> Explore the material
**1.** List every publication whose review is named in the review excerpts.
**2.** In the review excerpts, print the stretch from "From the Forbes" through "makes witty observations.".

> Supplied text
From the Forbes review:
From the Guardian review:It could have used some editing, more gameplay complexity and maybe some sharper writing in parts.
And the PC Gamer review:Rook is our hero of the hour because, by their own admission, “no one else was there to do it”. It’s good to play as someone other than a magically chosen superhero for once, but Rook hasn’t got much of a personality behind their ill-timed quips. No matter which dialogue option you pick, a lot of it inevitably ends in some sort of joke, and sometimes even mildly embarrassing pop culture references and idioms. (I never want to hear a character say a griffon is “feeling his oats”, please. Please.) Veilguard isn’t the Guardians of the Galaxy-esque jokefest fans feared it might be after its first trailer, but Rook is written less like a person with opinions and more like someone who makes witty observations.

(Structured page parsing data)
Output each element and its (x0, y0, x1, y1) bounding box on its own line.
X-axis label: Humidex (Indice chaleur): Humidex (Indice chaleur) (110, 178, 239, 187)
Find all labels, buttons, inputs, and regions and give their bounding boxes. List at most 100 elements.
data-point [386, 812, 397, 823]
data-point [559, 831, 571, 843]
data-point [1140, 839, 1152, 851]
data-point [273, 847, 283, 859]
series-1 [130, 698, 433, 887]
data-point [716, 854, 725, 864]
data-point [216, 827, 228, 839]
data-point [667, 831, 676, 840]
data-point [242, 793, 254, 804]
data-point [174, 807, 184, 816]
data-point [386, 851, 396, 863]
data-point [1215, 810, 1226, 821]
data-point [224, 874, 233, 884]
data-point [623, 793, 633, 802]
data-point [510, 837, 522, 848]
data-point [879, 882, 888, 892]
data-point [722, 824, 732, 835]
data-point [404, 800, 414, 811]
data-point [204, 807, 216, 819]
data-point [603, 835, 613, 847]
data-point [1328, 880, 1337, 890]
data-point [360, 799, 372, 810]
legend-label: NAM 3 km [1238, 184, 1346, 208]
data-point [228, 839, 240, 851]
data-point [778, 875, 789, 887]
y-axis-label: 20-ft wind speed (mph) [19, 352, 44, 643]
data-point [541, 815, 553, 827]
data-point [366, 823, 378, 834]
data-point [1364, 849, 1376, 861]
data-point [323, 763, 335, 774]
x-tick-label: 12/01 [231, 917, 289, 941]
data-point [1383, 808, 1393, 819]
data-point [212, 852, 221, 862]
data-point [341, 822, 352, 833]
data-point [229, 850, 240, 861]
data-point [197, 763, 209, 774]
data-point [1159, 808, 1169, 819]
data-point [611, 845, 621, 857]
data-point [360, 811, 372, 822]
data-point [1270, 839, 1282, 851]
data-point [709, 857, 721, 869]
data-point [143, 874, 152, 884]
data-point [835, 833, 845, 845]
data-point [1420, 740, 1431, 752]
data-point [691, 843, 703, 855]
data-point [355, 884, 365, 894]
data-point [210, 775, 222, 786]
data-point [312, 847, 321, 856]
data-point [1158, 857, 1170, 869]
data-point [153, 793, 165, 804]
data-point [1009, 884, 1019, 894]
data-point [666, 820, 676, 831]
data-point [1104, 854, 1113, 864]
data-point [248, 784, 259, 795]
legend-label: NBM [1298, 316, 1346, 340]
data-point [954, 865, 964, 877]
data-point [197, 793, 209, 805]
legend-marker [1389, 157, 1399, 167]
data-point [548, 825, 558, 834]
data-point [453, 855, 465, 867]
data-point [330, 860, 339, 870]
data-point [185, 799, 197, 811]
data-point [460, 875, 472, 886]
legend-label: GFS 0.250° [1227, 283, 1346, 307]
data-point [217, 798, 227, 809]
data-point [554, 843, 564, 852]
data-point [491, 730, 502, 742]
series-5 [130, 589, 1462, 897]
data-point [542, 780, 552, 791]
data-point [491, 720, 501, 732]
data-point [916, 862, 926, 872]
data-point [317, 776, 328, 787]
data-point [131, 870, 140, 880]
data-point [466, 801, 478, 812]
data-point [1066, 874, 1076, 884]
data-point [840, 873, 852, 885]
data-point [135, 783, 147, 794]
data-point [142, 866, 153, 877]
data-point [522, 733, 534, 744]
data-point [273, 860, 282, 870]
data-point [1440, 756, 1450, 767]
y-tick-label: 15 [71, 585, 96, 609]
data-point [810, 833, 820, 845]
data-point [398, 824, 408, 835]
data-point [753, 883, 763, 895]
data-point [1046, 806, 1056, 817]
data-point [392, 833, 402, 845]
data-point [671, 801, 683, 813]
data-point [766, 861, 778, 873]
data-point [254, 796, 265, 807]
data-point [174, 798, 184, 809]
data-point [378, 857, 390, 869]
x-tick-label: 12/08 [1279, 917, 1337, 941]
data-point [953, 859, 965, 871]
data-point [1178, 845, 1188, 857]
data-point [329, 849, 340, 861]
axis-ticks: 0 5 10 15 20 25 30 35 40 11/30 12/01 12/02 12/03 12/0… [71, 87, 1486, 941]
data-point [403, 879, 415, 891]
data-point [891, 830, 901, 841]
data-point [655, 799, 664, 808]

> Solutions by task
**1.** Forbes, the Guardian, PC Gamer

**2.**
From the Forbes review:
From the Guardian review:It could have used some editing, more gameplay complexity and maybe some sharper writing in parts.
And the PC Gamer review:Rook is our hero of the hour because, by their own admission, “no one else was there to do it”. It’s good to play as someone other than a magically chosen superhero for once, but Rook hasn’t got much of a personality behind their ill-timed quips. No matter which dialogue option you pick, a lot of it inevitably ends in some sort of joke, and sometimes even mildly embarrassing pop culture references and idioms. (I never want to hear a character say a griffon is “feeling his oats”, please. Please.) Veilguard isn’t the Guardians of the Galaxy-esque jokefest fans feared it might be after its first trailer, but Rook is written less like a person with opinions and more like someone who makes witty observations.